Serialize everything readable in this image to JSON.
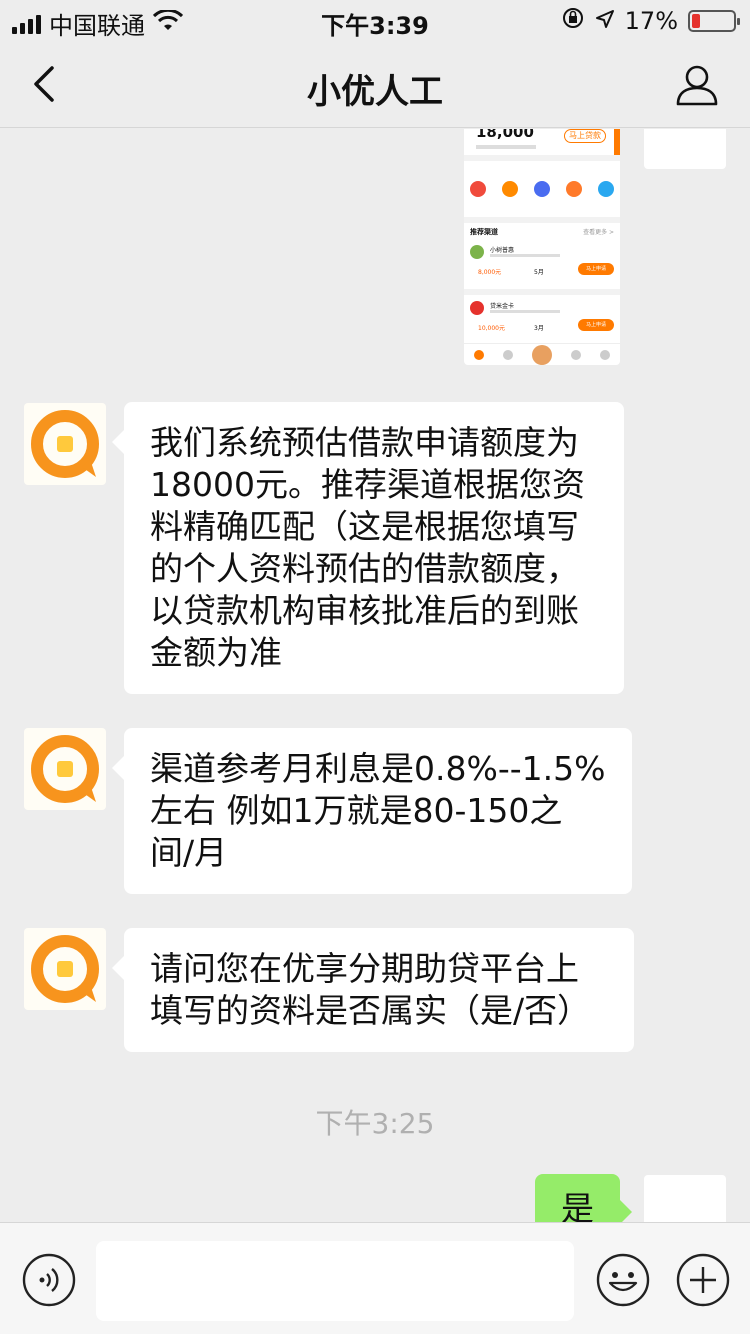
{
  "status_bar": {
    "carrier": "中国联通",
    "time": "下午3:39",
    "battery": "17%",
    "icons": [
      "signal-icon",
      "wifi-icon",
      "orientation-lock-icon",
      "location-icon",
      "battery-icon"
    ]
  },
  "nav": {
    "title": "小优人工",
    "back_icon": "back-chevron-icon",
    "profile_icon": "person-icon"
  },
  "screenshot_preview": {
    "amount": "18,000",
    "apply_label": "马上贷款",
    "section_title": "推荐渠道",
    "section_more": "查看更多 >",
    "cards": [
      {
        "name": "小树普惠",
        "value": "8,000元",
        "term": "5月",
        "button": "马上申请"
      },
      {
        "name": "贷米金卡",
        "value": "10,000元",
        "term": "3月",
        "button": "马上申请"
      }
    ]
  },
  "messages": [
    {
      "sender": "agent",
      "text": "我们系统预估借款申请额度为18000元。推荐渠道根据您资料精确匹配（这是根据您填写的个人资料预估的借款额度，以贷款机构审核批准后的到账金额为准"
    },
    {
      "sender": "agent",
      "text": "渠道参考月利息是0.8%--1.5%左右 例如1万就是80-150之间/月"
    },
    {
      "sender": "agent",
      "text": "请问您在优享分期助贷平台上填写的资料是否属实（是/否）"
    }
  ],
  "timestamp": "下午3:25",
  "my_reply": "是",
  "input_bar": {
    "placeholder": "",
    "icons": [
      "voice-icon",
      "emoji-icon",
      "plus-icon"
    ]
  },
  "colors": {
    "background": "#ededed",
    "bubble_me": "#95ec69",
    "brand_orange": "#ff7a00",
    "battery_low": "#e5322d"
  }
}
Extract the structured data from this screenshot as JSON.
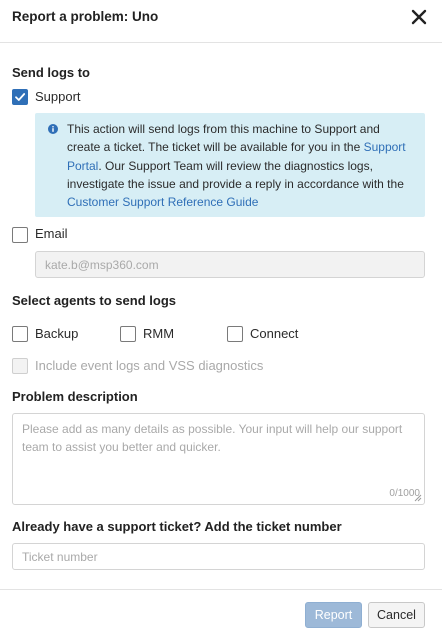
{
  "dialog": {
    "title": "Report a problem: Uno"
  },
  "send_logs": {
    "section_title": "Send logs to",
    "support_label": "Support",
    "support_checked": true,
    "info_part1": "This action will send logs from this machine to Support and create a ticket. The ticket will be available for you in the ",
    "info_link1": "Support Portal",
    "info_part2": ". Our Support Team will review the diagnostics logs, investigate the issue and provide a reply in accordance with the ",
    "info_link2": "Customer Support Reference Guide",
    "email_label": "Email",
    "email_checked": false,
    "email_value": "kate.b@msp360.com"
  },
  "agents": {
    "section_title": "Select agents to send logs",
    "backup_label": "Backup",
    "rmm_label": "RMM",
    "connect_label": "Connect",
    "event_logs_label": "Include event logs and VSS diagnostics"
  },
  "problem": {
    "section_title": "Problem description",
    "placeholder": "Please add as many details as possible. Your input will help our support team to assist you better and quicker.",
    "counter": "0/1000"
  },
  "ticket": {
    "section_title": "Already have a support ticket? Add the ticket number",
    "placeholder": "Ticket number"
  },
  "footer": {
    "report_label": "Report",
    "cancel_label": "Cancel"
  },
  "colors": {
    "accent": "#2f6fb7",
    "info_bg": "#d7eef5",
    "report_disabled": "#9db9d8"
  }
}
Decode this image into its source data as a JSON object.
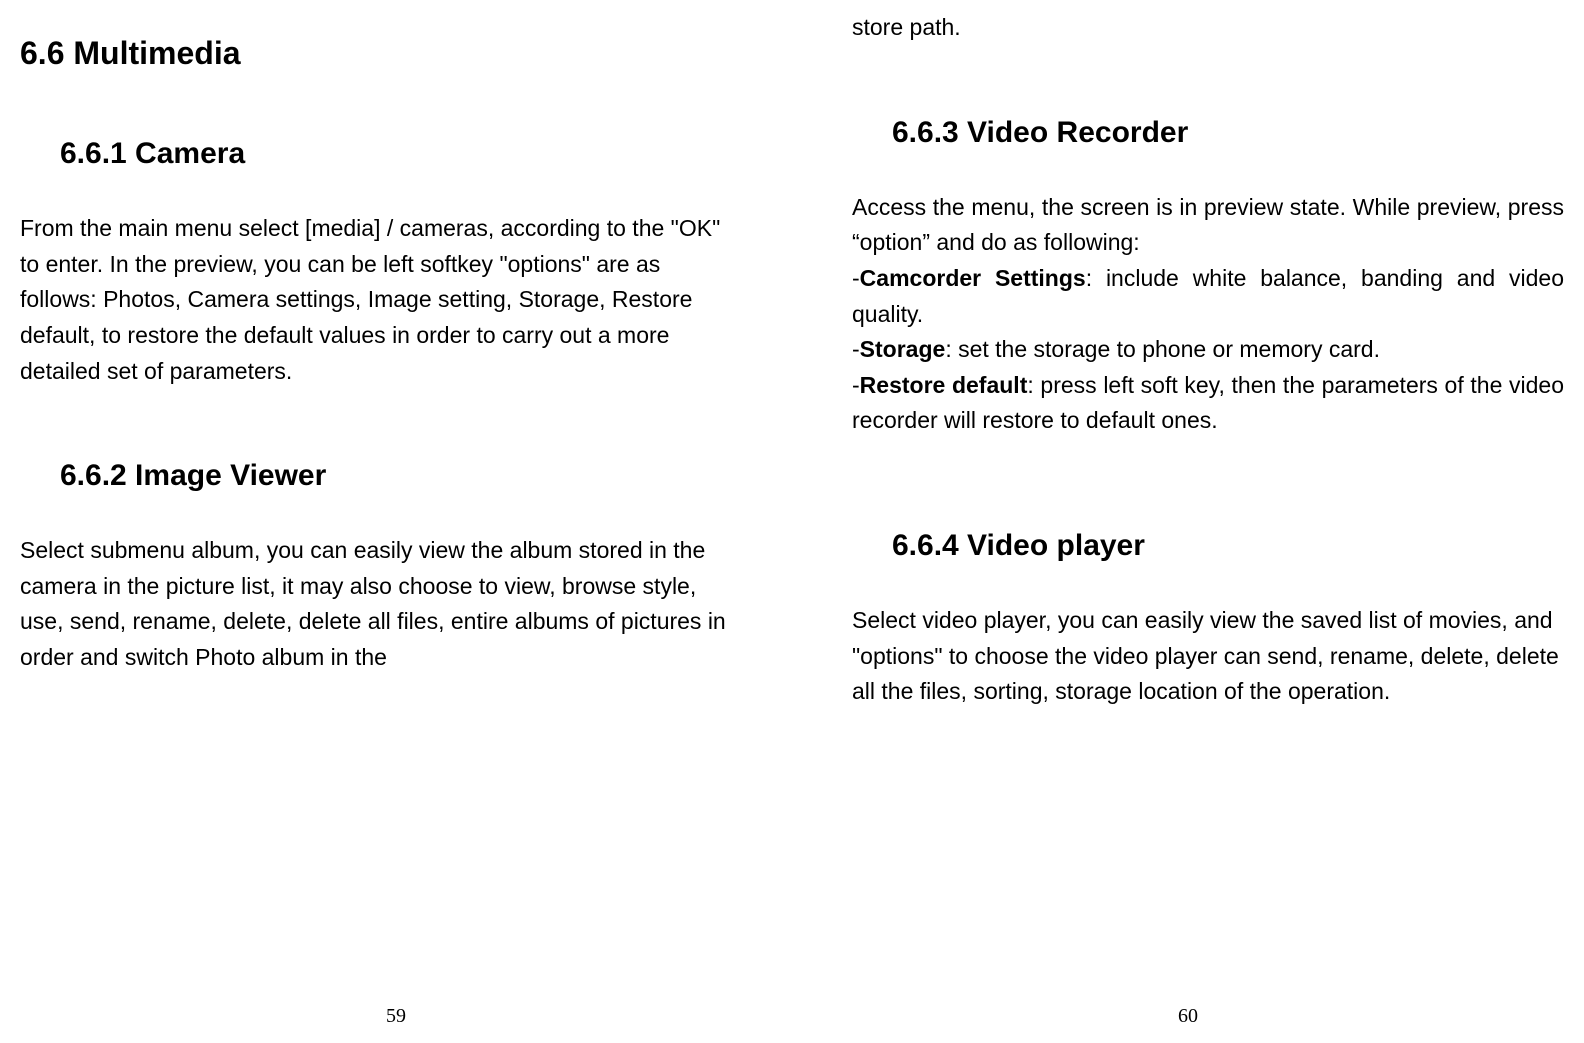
{
  "leftPage": {
    "h1": "6.6  Multimedia",
    "section1": {
      "heading": "6.6.1 Camera",
      "text": "From the main menu select [media] / cameras, according to the \"OK\" to enter. In the preview, you can be left softkey \"options\" are as follows: Photos, Camera settings, Image setting, Storage, Restore default, to restore the default values in order to carry out a more detailed set of parameters."
    },
    "section2": {
      "heading": "6.6.2 Image Viewer",
      "text": "Select submenu album, you can easily view the album stored in the camera in the picture list, it may also choose to view, browse style, use, send, rename, delete, delete all files, entire albums of pictures in order and switch Photo album in the"
    },
    "pageNumber": "59"
  },
  "rightPage": {
    "topLine": "store path.",
    "section1": {
      "heading": "6.6.3 Video Recorder",
      "intro": "Access the menu, the screen is in preview state. While preview, press “option” and do as following:",
      "item1Label": "Camcorder Settings",
      "item1Text": ": include white balance, banding and video quality.",
      "item2Label": "Storage",
      "item2Text": ": set the storage to phone or memory card.",
      "item3Label": "Restore default",
      "item3Text": ": press left soft key, then the parameters of the video recorder will restore to default ones."
    },
    "section2": {
      "heading": "6.6.4 Video player",
      "text": "Select video player, you can easily view the saved list of movies, and \"options\" to choose the video player can send, rename, delete, delete all the files, sorting, storage location of the operation."
    },
    "pageNumber": "60"
  }
}
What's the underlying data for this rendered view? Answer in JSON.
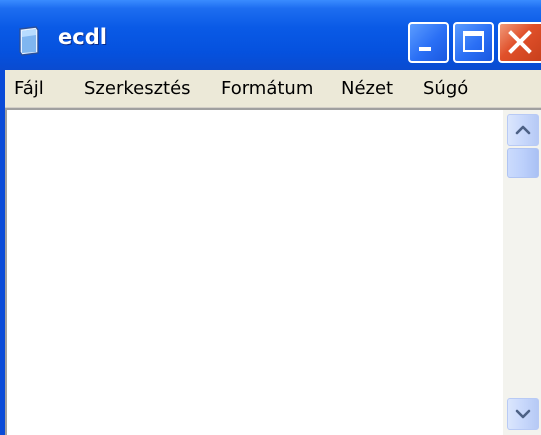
{
  "window": {
    "title": "ecdl",
    "icon": "notepad-icon"
  },
  "title_buttons": {
    "minimize_icon": "minimize-icon",
    "maximize_icon": "maximize-icon",
    "close_icon": "close-icon"
  },
  "menu": {
    "items": [
      {
        "label": "Fájl"
      },
      {
        "label": "Szerkesztés"
      },
      {
        "label": "Formátum"
      },
      {
        "label": "Nézet"
      },
      {
        "label": "Súgó"
      }
    ]
  },
  "editor": {
    "text": ""
  },
  "colors": {
    "titlebar": "#0551de",
    "menubar": "#ece9d8",
    "close_button": "#e0502a"
  }
}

##############################

> **What you have to do**
Pictures in the records above should not be copied. Repeat everything else exactly.

> **Answer to this task**
Serialize everything readable in this image to JSON.
{
  "status_bar": {
    "carrier": "中国联通",
    "time": "下午3:39",
    "battery": "17%",
    "icons": [
      "signal-icon",
      "wifi-icon",
      "orientation-lock-icon",
      "location-icon",
      "battery-icon"
    ]
  },
  "nav": {
    "title": "小优人工",
    "back_icon": "back-chevron-icon",
    "profile_icon": "person-icon"
  },
  "screenshot_preview": {
    "amount": "18,000",
    "apply_label": "马上贷款",
    "section_title": "推荐渠道",
    "section_more": "查看更多 >",
    "cards": [
      {
        "name": "小树普惠",
        "value": "8,000元",
        "term": "5月",
        "button": "马上申请"
      },
      {
        "name": "贷米金卡",
        "value": "10,000元",
        "term": "3月",
        "button": "马上申请"
      }
    ]
  },
  "messages": [
    {
      "sender": "agent",
      "text": "我们系统预估借款申请额度为18000元。推荐渠道根据您资料精确匹配（这是根据您填写的个人资料预估的借款额度，以贷款机构审核批准后的到账金额为准"
    },
    {
      "sender": "agent",
      "text": "渠道参考月利息是0.8%--1.5%左右 例如1万就是80-150之间/月"
    },
    {
      "sender": "agent",
      "text": "请问您在优享分期助贷平台上填写的资料是否属实（是/否）"
    }
  ],
  "timestamp": "下午3:25",
  "my_reply": "是",
  "input_bar": {
    "placeholder": "",
    "icons": [
      "voice-icon",
      "emoji-icon",
      "plus-icon"
    ]
  },
  "colors": {
    "background": "#ededed",
    "bubble_me": "#95ec69",
    "brand_orange": "#ff7a00",
    "battery_low": "#e5322d"
  }
}
Extract the structured data from this screenshot as JSON.
{
  "dialog": {
    "title": "Report a problem: Uno"
  },
  "send_logs": {
    "section_title": "Send logs to",
    "support_label": "Support",
    "support_checked": true,
    "info_part1": "This action will send logs from this machine to Support and create a ticket. The ticket will be available for you in the ",
    "info_link1": "Support Portal",
    "info_part2": ". Our Support Team will review the diagnostics logs, investigate the issue and provide a reply in accordance with the ",
    "info_link2": "Customer Support Reference Guide",
    "email_label": "Email",
    "email_checked": false,
    "email_value": "kate.b@msp360.com"
  },
  "agents": {
    "section_title": "Select agents to send logs",
    "backup_label": "Backup",
    "rmm_label": "RMM",
    "connect_label": "Connect",
    "event_logs_label": "Include event logs and VSS diagnostics"
  },
  "problem": {
    "section_title": "Problem description",
    "placeholder": "Please add as many details as possible. Your input will help our support team to assist you better and quicker.",
    "counter": "0/1000"
  },
  "ticket": {
    "section_title": "Already have a support ticket? Add the ticket number",
    "placeholder": "Ticket number"
  },
  "footer": {
    "report_label": "Report",
    "cancel_label": "Cancel"
  },
  "colors": {
    "accent": "#2f6fb7",
    "info_bg": "#d7eef5",
    "report_disabled": "#9db9d8"
  }
}
Decode this image into its source data as a JSON object.
{
  "leftPage": {
    "h1": "6.6  Multimedia",
    "section1": {
      "heading": "6.6.1 Camera",
      "text": "From the main menu select [media] / cameras, according to the \"OK\" to enter. In the preview, you can be left softkey \"options\" are as follows: Photos, Camera settings, Image setting, Storage, Restore default, to restore the default values in order to carry out a more detailed set of parameters."
    },
    "section2": {
      "heading": "6.6.2 Image Viewer",
      "text": "Select submenu album, you can easily view the album stored in the camera in the picture list, it may also choose to view, browse style, use, send, rename, delete, delete all files, entire albums of pictures in order and switch Photo album in the"
    },
    "pageNumber": "59"
  },
  "rightPage": {
    "topLine": "store path.",
    "section1": {
      "heading": "6.6.3 Video Recorder",
      "intro": "Access the menu, the screen is in preview state. While preview, press “option” and do as following:",
      "item1Label": "Camcorder Settings",
      "item1Text": ": include white balance, banding and video quality.",
      "item2Label": "Storage",
      "item2Text": ": set the storage to phone or memory card.",
      "item3Label": "Restore default",
      "item3Text": ": press left soft key, then the parameters of the video recorder will restore to default ones."
    },
    "section2": {
      "heading": "6.6.4 Video player",
      "text": "Select video player, you can easily view the saved list of movies, and \"options\" to choose the video player can send, rename, delete, delete all the files, sorting, storage location of the operation."
    },
    "pageNumber": "60"
  }
}
What's the underlying data for this rendered view? Answer in JSON.
{
  "window": {
    "title": "ecdl",
    "icon": "notepad-icon"
  },
  "title_buttons": {
    "minimize_icon": "minimize-icon",
    "maximize_icon": "maximize-icon",
    "close_icon": "close-icon"
  },
  "menu": {
    "items": [
      {
        "label": "Fájl"
      },
      {
        "label": "Szerkesztés"
      },
      {
        "label": "Formátum"
      },
      {
        "label": "Nézet"
      },
      {
        "label": "Súgó"
      }
    ]
  },
  "editor": {
    "text": ""
  },
  "colors": {
    "titlebar": "#0551de",
    "menubar": "#ece9d8",
    "close_button": "#e0502a"
  }
}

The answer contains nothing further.